_WRITTEN EXERCISE_. Only the lines starting at the one that contains "Extract all readable text from this page." and running to the end should be repeated, exactly as written.

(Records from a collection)
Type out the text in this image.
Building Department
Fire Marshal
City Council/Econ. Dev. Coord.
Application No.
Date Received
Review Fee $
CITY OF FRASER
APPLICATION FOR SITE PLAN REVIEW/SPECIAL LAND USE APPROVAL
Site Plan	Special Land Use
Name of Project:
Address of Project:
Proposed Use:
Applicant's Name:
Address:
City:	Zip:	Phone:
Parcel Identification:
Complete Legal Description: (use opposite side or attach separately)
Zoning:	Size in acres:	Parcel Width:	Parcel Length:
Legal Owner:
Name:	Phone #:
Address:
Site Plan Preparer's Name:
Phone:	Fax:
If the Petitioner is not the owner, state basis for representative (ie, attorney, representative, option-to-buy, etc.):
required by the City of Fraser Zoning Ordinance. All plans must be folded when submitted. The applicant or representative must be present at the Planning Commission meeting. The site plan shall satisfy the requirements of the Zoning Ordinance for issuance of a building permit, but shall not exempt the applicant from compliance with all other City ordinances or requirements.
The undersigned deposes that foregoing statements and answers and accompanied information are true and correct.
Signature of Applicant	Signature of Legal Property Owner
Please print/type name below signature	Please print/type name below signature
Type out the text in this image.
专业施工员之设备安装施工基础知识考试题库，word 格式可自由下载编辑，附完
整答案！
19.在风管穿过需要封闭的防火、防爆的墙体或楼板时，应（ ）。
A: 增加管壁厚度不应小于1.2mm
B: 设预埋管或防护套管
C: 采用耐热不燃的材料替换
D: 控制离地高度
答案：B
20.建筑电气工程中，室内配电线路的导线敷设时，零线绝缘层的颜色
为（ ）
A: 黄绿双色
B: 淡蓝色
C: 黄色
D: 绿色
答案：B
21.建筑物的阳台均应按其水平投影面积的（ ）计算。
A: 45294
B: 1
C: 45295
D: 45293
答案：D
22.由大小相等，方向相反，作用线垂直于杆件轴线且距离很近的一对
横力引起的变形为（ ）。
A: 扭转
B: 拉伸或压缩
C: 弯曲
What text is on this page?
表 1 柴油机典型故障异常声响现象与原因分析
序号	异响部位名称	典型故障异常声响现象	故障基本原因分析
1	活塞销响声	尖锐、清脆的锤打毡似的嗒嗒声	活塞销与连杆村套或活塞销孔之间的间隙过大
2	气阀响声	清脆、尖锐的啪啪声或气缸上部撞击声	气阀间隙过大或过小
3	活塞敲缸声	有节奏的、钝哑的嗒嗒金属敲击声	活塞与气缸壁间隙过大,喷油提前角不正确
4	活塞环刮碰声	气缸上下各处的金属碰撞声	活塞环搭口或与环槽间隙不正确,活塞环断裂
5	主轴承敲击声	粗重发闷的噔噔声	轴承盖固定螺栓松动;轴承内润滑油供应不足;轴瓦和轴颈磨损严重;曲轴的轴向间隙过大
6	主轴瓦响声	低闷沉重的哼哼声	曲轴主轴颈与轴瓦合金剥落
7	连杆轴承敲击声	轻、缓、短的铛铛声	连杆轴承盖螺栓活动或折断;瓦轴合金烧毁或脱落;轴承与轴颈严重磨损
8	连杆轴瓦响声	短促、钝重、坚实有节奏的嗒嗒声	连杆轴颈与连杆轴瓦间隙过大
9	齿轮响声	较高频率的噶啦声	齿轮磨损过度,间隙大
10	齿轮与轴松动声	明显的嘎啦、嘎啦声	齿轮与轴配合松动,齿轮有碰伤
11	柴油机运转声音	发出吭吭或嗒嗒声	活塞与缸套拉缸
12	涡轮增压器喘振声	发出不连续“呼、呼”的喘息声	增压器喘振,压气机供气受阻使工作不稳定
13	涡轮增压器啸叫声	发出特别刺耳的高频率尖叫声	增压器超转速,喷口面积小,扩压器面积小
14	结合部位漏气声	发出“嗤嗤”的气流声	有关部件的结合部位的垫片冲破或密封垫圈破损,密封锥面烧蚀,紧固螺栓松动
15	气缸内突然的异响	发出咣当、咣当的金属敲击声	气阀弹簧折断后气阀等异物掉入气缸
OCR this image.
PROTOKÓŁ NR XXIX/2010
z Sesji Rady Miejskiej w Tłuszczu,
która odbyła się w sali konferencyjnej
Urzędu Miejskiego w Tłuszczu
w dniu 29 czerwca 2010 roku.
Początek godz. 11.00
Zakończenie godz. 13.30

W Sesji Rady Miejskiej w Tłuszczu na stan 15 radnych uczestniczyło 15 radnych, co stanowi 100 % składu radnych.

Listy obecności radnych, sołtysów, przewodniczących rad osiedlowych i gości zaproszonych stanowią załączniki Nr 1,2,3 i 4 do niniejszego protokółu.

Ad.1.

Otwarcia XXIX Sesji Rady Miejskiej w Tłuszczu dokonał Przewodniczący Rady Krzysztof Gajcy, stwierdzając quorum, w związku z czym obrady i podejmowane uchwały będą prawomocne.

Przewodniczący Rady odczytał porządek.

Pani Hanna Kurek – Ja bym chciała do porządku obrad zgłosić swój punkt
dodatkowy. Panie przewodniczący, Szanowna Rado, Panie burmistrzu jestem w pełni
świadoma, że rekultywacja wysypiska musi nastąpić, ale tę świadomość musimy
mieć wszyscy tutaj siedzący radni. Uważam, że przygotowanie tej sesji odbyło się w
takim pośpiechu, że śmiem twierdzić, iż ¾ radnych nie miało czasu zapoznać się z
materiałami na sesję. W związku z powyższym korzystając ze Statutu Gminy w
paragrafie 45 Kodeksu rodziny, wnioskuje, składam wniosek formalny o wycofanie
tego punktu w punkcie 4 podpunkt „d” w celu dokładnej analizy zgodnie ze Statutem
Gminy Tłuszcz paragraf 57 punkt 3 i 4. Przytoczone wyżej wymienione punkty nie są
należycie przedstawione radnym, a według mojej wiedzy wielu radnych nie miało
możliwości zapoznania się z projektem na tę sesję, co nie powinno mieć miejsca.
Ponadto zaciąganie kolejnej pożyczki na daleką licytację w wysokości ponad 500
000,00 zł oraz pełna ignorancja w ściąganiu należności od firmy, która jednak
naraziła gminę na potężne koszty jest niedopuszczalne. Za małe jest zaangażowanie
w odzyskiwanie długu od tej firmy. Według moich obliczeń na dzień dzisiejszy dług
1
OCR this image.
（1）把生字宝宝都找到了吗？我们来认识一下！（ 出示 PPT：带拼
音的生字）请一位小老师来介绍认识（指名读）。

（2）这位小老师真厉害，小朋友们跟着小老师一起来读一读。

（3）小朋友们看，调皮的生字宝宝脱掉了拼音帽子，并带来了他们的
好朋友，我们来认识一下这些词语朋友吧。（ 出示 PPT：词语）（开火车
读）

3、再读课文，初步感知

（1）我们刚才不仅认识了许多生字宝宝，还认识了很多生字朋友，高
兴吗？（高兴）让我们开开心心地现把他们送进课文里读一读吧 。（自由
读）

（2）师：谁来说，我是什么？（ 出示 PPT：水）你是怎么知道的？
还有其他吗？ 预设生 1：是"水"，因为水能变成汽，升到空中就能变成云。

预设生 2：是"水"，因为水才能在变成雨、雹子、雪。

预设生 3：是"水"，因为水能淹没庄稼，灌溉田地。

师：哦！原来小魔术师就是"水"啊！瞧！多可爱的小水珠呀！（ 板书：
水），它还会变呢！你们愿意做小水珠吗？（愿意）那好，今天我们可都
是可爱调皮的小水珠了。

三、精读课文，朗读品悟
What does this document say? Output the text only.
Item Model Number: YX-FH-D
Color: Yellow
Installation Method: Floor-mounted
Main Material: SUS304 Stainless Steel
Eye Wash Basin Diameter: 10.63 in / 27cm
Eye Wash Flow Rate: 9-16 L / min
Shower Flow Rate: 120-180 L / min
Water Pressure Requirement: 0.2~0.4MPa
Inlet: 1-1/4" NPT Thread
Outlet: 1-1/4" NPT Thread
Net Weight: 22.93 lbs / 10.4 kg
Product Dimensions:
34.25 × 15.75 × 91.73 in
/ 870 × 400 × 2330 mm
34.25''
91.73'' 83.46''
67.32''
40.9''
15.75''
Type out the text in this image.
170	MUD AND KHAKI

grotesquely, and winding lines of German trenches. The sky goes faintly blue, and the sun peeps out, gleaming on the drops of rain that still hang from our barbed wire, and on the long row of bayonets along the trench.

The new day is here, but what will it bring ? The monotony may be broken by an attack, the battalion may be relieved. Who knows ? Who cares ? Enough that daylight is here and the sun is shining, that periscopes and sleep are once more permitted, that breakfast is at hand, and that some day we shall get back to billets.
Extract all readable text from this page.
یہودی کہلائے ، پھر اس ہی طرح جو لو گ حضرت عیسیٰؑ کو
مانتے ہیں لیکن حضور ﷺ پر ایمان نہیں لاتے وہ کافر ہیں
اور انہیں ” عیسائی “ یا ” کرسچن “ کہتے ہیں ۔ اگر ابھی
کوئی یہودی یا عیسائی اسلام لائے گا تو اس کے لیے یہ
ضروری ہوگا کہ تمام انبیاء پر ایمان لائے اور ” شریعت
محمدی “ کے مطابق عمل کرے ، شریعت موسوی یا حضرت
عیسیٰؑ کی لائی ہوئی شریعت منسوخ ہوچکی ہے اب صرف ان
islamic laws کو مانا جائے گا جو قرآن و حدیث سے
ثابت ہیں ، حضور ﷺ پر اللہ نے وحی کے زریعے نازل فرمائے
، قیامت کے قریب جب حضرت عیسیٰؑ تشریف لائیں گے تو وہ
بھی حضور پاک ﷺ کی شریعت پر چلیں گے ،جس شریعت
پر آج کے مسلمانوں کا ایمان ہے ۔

_SOLUTION FOR THIS TASK_.
Extract all readable text from this page.
یہودی کہلائے ، پھر اس ہی طرح جو لو گ حضرت عیسیٰؑ کو
مانتے ہیں لیکن حضور ﷺ پر ایمان نہیں لاتے وہ کافر ہیں
اور انہیں ” عیسائی “ یا ” کرسچن “ کہتے ہیں ۔ اگر ابھی
کوئی یہودی یا عیسائی اسلام لائے گا تو اس کے لیے یہ
ضروری ہوگا کہ تمام انبیاء پر ایمان لائے اور ” شریعت
محمدی “ کے مطابق عمل کرے ، شریعت موسوی یا حضرت
عیسیٰؑ کی لائی ہوئی شریعت منسوخ ہوچکی ہے اب صرف ان
islamic laws کو مانا جائے گا جو قرآن و حدیث سے
ثابت ہیں ، حضور ﷺ پر اللہ نے وحی کے زریعے نازل فرمائے
، قیامت کے قریب جب حضرت عیسیٰؑ تشریف لائیں گے تو وہ
بھی حضور پاک ﷺ کی شریعت پر چلیں گے ،جس شریعت
پر آج کے مسلمانوں کا ایمان ہے ۔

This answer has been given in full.